(Short task)
Search the data for the word "object". Reproduce every line where it is found.
++++ Source data
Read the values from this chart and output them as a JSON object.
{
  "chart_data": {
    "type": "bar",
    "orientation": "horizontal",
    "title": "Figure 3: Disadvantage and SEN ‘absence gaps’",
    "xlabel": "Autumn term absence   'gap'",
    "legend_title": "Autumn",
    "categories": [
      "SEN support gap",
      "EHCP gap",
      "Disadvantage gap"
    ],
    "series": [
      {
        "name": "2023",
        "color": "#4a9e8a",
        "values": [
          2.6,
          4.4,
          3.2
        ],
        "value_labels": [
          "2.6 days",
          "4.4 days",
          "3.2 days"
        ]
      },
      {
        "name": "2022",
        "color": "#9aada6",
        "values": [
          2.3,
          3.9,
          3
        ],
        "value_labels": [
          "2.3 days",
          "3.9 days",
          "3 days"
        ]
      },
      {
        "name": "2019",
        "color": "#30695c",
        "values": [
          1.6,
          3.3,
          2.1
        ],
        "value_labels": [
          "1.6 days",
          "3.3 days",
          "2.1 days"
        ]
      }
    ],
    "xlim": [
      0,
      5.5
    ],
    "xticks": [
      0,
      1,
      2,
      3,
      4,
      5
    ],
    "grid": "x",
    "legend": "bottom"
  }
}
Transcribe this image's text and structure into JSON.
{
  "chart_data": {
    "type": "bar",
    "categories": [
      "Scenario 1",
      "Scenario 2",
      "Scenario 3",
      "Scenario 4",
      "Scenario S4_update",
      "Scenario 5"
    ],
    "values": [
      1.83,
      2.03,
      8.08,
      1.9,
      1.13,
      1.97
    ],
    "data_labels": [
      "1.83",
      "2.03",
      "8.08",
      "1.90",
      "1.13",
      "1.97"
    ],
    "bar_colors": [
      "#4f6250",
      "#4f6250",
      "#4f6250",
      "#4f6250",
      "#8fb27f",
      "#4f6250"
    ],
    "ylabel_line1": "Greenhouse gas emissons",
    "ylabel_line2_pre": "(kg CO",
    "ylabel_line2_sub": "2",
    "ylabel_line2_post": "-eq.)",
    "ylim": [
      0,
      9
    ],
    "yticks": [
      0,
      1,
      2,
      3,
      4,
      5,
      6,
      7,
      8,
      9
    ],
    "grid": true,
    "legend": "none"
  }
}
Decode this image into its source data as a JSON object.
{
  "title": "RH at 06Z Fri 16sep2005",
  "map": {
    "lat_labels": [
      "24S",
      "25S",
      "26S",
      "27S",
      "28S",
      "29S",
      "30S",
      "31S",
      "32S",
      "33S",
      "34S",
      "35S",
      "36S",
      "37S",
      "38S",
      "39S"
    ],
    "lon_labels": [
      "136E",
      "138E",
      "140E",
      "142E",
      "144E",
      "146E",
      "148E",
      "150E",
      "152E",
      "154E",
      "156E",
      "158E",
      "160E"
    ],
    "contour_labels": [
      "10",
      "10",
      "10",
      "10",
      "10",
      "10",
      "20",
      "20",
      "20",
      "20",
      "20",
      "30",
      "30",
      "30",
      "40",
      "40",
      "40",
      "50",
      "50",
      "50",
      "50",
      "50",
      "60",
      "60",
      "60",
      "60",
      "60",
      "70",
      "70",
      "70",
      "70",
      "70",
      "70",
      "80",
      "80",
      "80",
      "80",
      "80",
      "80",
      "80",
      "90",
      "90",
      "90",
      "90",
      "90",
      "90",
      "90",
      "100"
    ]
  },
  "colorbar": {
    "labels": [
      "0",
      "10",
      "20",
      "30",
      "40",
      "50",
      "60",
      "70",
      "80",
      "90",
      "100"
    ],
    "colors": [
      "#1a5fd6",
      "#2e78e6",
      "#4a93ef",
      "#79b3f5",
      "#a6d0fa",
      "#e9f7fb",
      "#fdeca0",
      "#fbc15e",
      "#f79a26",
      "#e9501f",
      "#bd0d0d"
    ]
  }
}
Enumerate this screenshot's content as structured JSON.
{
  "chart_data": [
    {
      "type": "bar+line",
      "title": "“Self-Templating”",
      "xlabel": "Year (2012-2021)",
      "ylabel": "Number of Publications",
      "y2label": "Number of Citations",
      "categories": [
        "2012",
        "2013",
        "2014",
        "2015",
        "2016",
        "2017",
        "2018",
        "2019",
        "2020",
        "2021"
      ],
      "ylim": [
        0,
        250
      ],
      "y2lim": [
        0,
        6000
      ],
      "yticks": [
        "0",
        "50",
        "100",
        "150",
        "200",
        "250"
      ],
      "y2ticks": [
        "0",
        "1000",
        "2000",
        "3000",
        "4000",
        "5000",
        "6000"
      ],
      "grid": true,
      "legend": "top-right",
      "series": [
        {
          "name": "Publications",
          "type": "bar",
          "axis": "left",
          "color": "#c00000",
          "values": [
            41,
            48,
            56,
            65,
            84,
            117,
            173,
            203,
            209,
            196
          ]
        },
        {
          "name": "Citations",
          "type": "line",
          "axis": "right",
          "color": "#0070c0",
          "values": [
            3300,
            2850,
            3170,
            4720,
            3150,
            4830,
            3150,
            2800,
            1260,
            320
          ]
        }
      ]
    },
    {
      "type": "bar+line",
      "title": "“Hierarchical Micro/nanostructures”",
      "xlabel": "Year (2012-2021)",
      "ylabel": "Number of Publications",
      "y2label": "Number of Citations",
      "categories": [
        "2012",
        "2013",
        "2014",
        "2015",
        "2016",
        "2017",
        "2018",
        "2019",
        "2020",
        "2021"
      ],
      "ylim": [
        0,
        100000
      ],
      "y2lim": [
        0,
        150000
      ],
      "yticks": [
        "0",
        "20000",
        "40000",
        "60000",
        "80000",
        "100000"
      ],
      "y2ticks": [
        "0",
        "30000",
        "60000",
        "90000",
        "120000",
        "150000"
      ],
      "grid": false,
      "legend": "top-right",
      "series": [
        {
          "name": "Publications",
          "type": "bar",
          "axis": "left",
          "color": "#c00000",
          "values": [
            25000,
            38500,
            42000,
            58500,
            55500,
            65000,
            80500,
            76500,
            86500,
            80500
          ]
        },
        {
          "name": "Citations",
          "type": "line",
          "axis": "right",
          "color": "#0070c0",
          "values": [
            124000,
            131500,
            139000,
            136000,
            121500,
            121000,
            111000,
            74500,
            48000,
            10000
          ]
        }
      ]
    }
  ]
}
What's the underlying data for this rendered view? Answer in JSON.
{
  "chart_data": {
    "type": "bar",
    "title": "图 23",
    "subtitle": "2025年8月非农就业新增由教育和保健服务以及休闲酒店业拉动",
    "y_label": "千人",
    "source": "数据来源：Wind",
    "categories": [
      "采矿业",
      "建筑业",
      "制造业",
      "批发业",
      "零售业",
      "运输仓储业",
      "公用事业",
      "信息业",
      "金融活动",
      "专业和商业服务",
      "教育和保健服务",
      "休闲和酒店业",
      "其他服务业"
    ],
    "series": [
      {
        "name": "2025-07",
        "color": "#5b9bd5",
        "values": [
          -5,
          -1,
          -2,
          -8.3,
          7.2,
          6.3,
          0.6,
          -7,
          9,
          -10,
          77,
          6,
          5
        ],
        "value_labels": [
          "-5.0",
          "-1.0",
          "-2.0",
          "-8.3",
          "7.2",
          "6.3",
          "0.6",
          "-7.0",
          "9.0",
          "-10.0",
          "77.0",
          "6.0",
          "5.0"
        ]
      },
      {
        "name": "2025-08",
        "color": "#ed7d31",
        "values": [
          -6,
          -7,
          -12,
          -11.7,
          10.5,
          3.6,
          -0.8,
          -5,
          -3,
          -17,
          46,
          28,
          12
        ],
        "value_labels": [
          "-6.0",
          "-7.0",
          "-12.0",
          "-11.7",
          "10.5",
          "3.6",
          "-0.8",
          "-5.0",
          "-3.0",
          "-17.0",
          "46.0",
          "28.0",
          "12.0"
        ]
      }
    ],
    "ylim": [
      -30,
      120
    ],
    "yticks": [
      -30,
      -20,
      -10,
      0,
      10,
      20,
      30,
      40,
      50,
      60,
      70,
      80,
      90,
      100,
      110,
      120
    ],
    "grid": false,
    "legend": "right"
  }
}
++++++++
(Solution for this task)
Read the values from this chart and output them as a JSON object.
Decode this image into its source data as a JSON object.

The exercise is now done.